▶ _REQUIRED WORK_:
Write out the entries again exactly as they are given.

▶ _RECORDED INFORMATION_:
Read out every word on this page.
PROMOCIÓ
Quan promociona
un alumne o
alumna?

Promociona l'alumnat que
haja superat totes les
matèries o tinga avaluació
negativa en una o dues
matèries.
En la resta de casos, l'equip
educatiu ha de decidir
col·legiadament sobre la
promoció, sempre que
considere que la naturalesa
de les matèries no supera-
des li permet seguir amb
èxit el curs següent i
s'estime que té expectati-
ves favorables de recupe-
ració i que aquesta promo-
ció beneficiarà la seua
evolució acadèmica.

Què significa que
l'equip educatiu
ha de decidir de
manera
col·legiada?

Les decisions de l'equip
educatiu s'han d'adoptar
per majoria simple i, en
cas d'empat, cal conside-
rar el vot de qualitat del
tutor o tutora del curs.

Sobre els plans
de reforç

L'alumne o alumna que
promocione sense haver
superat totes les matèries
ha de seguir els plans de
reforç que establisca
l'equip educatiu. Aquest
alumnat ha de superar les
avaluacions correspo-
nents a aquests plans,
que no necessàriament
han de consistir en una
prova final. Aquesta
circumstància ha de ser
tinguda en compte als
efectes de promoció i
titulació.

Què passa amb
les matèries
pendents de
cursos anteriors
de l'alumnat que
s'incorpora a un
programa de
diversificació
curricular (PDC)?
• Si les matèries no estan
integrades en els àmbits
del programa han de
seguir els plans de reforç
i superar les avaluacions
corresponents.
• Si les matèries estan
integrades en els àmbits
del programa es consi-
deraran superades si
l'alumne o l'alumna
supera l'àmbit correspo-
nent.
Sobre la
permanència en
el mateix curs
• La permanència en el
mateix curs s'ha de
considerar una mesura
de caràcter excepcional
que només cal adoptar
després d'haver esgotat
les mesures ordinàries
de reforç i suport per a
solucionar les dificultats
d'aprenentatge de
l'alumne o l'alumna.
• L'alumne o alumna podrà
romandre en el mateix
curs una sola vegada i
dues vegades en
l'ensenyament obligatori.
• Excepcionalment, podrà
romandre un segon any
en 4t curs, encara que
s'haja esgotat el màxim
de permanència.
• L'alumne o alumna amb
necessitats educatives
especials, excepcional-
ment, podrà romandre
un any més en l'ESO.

▶ _FULL SOLUTION_:
Read out every word on this page.
PROMOCIÓ
Quan promociona
un alumne o
alumna?

Promociona l'alumnat que
haja superat totes les
matèries o tinga avaluació
negativa en una o dues
matèries.
En la resta de casos, l'equip
educatiu ha de decidir
col·legiadament sobre la
promoció, sempre que
considere que la naturalesa
de les matèries no supera-
des li permet seguir amb
èxit el curs següent i
s'estime que té expectati-
ves favorables de recupe-
ració i que aquesta promo-
ció beneficiarà la seua
evolució acadèmica.

Què significa que
l'equip educatiu
ha de decidir de
manera
col·legiada?

Les decisions de l'equip
educatiu s'han d'adoptar
per majoria simple i, en
cas d'empat, cal conside-
rar el vot de qualitat del
tutor o tutora del curs.

Sobre els plans
de reforç

L'alumne o alumna que
promocione sense haver
superat totes les matèries
ha de seguir els plans de
reforç que establisca
l'equip educatiu. Aquest
alumnat ha de superar les
avaluacions correspo-
nents a aquests plans,
que no necessàriament
han de consistir en una
prova final. Aquesta
circumstància ha de ser
tinguda en compte als
efectes de promoció i
titulació.

Què passa amb
les matèries
pendents de
cursos anteriors
de l'alumnat que
s'incorpora a un
programa de
diversificació
curricular (PDC)?
• Si les matèries no estan
integrades en els àmbits
del programa han de
seguir els plans de reforç
i superar les avaluacions
corresponents.
• Si les matèries estan
integrades en els àmbits
del programa es consi-
deraran superades si
l'alumne o l'alumna
supera l'àmbit correspo-
nent.
Sobre la
permanència en
el mateix curs
• La permanència en el
mateix curs s'ha de
considerar una mesura
de caràcter excepcional
que només cal adoptar
després d'haver esgotat
les mesures ordinàries
de reforç i suport per a
solucionar les dificultats
d'aprenentatge de
l'alumne o l'alumna.
• L'alumne o alumna podrà
romandre en el mateix
curs una sola vegada i
dues vegades en
l'ensenyament obligatori.
• Excepcionalment, podrà
romandre un segon any
en 4t curs, encara que
s'haja esgotat el màxim
de permanència.
• L'alumne o alumna amb
necessitats educatives
especials, excepcional-
ment, podrà romandre
un any més en l'ESO.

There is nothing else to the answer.